#### OBJECTIVE:
Read through the data and count the lines that contain the string "человѣкъ"; give only the result.
====== LISTING ======
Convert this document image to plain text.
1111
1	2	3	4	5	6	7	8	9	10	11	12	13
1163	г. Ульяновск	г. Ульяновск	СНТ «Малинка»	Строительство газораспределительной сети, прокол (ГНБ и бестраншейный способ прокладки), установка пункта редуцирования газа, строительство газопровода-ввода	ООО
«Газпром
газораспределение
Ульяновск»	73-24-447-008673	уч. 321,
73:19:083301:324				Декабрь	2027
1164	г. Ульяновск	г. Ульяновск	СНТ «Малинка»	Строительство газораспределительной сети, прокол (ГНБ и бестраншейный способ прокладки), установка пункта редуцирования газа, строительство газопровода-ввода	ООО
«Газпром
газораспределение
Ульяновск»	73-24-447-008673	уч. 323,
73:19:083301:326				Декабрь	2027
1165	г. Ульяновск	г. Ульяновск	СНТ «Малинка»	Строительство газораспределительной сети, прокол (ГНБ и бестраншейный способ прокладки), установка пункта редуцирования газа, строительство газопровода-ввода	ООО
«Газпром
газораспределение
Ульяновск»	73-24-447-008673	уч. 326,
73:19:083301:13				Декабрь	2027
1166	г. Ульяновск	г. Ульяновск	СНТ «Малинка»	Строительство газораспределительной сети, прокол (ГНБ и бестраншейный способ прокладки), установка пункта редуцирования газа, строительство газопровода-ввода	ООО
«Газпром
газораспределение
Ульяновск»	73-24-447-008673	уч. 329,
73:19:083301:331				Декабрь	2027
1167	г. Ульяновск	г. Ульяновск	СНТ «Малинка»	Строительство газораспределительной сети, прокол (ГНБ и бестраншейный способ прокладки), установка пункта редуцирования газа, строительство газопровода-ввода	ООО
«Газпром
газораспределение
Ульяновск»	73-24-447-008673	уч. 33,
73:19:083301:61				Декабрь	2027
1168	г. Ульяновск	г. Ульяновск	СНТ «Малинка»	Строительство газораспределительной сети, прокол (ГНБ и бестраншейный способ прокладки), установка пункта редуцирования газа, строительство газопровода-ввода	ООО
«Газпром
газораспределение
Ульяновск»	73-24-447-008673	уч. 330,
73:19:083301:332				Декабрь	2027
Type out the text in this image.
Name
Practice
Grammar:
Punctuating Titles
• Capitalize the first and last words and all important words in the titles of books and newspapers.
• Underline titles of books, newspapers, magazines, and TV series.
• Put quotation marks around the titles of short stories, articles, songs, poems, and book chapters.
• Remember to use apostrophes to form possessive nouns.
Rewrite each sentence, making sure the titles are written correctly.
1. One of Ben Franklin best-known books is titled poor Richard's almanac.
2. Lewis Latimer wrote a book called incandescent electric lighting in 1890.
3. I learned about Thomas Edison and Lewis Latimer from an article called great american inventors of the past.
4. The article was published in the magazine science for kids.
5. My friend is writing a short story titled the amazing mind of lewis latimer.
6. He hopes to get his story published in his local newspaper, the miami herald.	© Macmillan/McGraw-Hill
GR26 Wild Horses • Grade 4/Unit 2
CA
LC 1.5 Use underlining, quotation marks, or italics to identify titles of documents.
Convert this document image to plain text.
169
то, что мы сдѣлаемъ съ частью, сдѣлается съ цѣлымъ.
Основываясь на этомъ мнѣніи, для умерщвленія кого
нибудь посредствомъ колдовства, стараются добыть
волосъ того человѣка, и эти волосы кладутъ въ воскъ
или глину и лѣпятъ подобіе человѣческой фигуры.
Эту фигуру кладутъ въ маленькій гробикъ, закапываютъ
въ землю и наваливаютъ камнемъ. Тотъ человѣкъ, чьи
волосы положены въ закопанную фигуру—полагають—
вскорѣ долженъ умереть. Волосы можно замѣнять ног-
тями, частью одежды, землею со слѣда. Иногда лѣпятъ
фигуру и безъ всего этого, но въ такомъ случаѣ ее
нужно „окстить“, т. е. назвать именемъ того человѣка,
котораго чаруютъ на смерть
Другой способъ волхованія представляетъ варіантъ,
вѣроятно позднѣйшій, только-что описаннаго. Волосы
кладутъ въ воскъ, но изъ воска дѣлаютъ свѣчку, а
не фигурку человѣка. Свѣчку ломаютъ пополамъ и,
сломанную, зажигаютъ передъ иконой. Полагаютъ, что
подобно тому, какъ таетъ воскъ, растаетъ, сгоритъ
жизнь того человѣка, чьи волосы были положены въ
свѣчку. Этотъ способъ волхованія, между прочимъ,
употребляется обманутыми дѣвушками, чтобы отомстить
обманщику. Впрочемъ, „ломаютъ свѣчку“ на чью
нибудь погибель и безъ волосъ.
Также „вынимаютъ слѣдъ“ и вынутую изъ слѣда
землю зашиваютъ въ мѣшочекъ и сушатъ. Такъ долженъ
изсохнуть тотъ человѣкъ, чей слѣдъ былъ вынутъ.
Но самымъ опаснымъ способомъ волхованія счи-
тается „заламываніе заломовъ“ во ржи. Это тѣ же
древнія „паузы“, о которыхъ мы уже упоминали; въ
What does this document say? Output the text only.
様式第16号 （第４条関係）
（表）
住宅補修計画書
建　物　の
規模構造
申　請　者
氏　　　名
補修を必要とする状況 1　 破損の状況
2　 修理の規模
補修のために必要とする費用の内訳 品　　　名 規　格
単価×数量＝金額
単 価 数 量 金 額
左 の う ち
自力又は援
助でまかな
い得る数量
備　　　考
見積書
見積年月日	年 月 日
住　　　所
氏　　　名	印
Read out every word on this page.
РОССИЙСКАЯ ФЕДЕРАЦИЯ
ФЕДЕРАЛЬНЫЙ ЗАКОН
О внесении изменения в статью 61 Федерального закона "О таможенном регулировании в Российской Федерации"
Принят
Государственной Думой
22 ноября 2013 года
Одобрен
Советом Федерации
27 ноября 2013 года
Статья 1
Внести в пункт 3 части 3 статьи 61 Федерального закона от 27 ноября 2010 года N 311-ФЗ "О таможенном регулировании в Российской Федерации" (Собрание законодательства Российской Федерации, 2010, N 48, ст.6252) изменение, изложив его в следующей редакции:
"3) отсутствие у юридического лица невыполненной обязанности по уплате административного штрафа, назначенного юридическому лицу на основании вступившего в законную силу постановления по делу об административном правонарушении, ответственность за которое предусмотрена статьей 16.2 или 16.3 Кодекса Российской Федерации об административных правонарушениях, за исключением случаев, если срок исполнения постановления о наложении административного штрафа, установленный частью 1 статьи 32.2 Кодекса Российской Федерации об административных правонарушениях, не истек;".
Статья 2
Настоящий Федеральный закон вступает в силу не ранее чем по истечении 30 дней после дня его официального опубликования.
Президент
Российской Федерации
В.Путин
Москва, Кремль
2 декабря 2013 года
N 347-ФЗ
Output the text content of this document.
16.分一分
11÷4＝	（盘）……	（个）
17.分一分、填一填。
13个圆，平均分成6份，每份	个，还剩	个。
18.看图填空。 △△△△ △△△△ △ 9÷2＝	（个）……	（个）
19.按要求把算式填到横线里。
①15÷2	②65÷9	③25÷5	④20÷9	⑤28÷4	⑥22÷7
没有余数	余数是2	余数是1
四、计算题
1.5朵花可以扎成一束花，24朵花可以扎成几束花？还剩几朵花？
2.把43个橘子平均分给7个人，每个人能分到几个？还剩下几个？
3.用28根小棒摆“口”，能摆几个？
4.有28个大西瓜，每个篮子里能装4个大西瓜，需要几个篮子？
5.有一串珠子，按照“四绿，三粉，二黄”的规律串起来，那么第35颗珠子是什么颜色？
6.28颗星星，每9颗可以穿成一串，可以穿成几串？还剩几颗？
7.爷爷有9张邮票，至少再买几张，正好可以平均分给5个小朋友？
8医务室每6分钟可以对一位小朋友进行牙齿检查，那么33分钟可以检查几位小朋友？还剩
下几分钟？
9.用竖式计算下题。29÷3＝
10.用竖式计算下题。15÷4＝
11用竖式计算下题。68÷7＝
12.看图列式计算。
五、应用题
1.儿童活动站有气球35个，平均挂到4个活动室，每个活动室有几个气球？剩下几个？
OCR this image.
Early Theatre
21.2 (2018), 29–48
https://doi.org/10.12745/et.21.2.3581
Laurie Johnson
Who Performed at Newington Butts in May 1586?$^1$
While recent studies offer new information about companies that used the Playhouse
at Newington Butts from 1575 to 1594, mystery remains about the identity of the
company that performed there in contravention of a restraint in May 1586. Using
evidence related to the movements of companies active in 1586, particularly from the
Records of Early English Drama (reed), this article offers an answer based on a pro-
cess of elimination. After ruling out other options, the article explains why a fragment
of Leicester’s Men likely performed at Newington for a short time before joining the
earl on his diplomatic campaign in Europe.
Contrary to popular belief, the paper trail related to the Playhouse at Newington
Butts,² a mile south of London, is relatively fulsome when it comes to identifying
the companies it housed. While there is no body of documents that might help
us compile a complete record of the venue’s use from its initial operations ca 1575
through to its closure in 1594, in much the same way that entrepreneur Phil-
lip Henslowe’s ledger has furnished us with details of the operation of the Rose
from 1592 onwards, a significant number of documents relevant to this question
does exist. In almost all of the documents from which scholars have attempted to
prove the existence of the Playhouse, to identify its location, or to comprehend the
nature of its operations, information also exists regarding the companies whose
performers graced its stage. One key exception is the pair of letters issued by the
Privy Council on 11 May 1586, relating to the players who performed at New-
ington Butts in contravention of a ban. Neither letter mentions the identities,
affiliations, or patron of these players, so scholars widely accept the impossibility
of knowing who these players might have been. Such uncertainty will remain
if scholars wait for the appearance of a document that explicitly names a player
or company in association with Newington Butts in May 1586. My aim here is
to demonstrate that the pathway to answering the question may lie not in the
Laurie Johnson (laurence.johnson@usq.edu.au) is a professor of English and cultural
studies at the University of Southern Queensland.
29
======
#### EXERCISE OUTPUT:
2